- [THE REQUEST]:
Every line below should be repeated exactly.

------------------------------------------------

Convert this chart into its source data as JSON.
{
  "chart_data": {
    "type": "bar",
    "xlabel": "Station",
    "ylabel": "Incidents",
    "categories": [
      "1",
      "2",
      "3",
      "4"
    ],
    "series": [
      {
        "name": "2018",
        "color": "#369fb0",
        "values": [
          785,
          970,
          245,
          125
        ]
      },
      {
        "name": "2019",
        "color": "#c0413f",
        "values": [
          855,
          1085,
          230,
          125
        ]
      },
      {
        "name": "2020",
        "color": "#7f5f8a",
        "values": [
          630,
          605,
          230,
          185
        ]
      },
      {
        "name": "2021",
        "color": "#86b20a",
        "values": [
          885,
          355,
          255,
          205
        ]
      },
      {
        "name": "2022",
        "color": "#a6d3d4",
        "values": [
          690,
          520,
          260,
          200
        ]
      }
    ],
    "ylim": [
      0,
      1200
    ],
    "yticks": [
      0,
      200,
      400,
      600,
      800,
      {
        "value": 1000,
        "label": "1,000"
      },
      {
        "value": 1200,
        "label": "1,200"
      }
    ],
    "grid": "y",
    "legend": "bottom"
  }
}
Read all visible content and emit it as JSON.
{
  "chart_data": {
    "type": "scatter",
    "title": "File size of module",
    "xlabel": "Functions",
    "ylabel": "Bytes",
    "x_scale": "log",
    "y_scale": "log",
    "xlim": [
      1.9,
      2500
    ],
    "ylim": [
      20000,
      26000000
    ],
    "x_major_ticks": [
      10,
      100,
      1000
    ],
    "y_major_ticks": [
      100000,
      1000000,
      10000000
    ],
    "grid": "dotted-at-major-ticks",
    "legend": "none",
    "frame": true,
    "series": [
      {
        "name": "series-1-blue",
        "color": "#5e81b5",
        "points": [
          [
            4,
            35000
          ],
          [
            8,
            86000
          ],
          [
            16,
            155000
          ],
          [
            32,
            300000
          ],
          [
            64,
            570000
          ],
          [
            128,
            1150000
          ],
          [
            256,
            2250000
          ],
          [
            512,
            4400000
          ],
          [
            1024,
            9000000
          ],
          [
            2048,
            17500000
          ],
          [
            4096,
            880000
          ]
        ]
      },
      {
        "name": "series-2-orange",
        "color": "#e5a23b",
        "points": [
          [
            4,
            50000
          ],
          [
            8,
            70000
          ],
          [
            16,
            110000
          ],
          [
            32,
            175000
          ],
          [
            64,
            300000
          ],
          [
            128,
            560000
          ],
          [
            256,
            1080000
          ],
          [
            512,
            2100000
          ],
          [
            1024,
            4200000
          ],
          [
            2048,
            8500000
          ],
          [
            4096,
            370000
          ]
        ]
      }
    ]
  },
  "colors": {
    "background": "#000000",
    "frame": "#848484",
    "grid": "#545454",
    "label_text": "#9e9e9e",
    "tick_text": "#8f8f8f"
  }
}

------------------------------------------------

- [EXERCISE ANSWER]:
Convert this chart into its source data as JSON.
{
  "chart_data": {
    "type": "bar",
    "xlabel": "Station",
    "ylabel": "Incidents",
    "categories": [
      "1",
      "2",
      "3",
      "4"
    ],
    "series": [
      {
        "name": "2018",
        "color": "#369fb0",
        "values": [
          785,
          970,
          245,
          125
        ]
      },
      {
        "name": "2019",
        "color": "#c0413f",
        "values": [
          855,
          1085,
          230,
          125
        ]
      },
      {
        "name": "2020",
        "color": "#7f5f8a",
        "values": [
          630,
          605,
          230,
          185
        ]
      },
      {
        "name": "2021",
        "color": "#86b20a",
        "values": [
          885,
          355,
          255,
          205
        ]
      },
      {
        "name": "2022",
        "color": "#a6d3d4",
        "values": [
          690,
          520,
          260,
          200
        ]
      }
    ],
    "ylim": [
      0,
      1200
    ],
    "yticks": [
      0,
      200,
      400,
      600,
      800,
      {
        "value": 1000,
        "label": "1,000"
      },
      {
        "value": 1200,
        "label": "1,200"
      }
    ],
    "grid": "y",
    "legend": "bottom"
  }
}
Read all visible content and emit it as JSON.
{
  "chart_data": {
    "type": "scatter",
    "title": "File size of module",
    "xlabel": "Functions",
    "ylabel": "Bytes",
    "x_scale": "log",
    "y_scale": "log",
    "xlim": [
      1.9,
      2500
    ],
    "ylim": [
      20000,
      26000000
    ],
    "x_major_ticks": [
      10,
      100,
      1000
    ],
    "y_major_ticks": [
      100000,
      1000000,
      10000000
    ],
    "grid": "dotted-at-major-ticks",
    "legend": "none",
    "frame": true,
    "series": [
      {
        "name": "series-1-blue",
        "color": "#5e81b5",
        "points": [
          [
            4,
            35000
          ],
          [
            8,
            86000
          ],
          [
            16,
            155000
          ],
          [
            32,
            300000
          ],
          [
            64,
            570000
          ],
          [
            128,
            1150000
          ],
          [
            256,
            2250000
          ],
          [
            512,
            4400000
          ],
          [
            1024,
            9000000
          ],
          [
            2048,
            17500000
          ],
          [
            4096,
            880000
          ]
        ]
      },
      {
        "name": "series-2-orange",
        "color": "#e5a23b",
        "points": [
          [
            4,
            50000
          ],
          [
            8,
            70000
          ],
          [
            16,
            110000
          ],
          [
            32,
            175000
          ],
          [
            64,
            300000
          ],
          [
            128,
            560000
          ],
          [
            256,
            1080000
          ],
          [
            512,
            2100000
          ],
          [
            1024,
            4200000
          ],
          [
            2048,
            8500000
          ],
          [
            4096,
            370000
          ]
        ]
      }
    ]
  },
  "colors": {
    "background": "#000000",
    "frame": "#848484",
    "grid": "#545454",
    "label_text": "#9e9e9e",
    "tick_text": "#8f8f8f"
  }
}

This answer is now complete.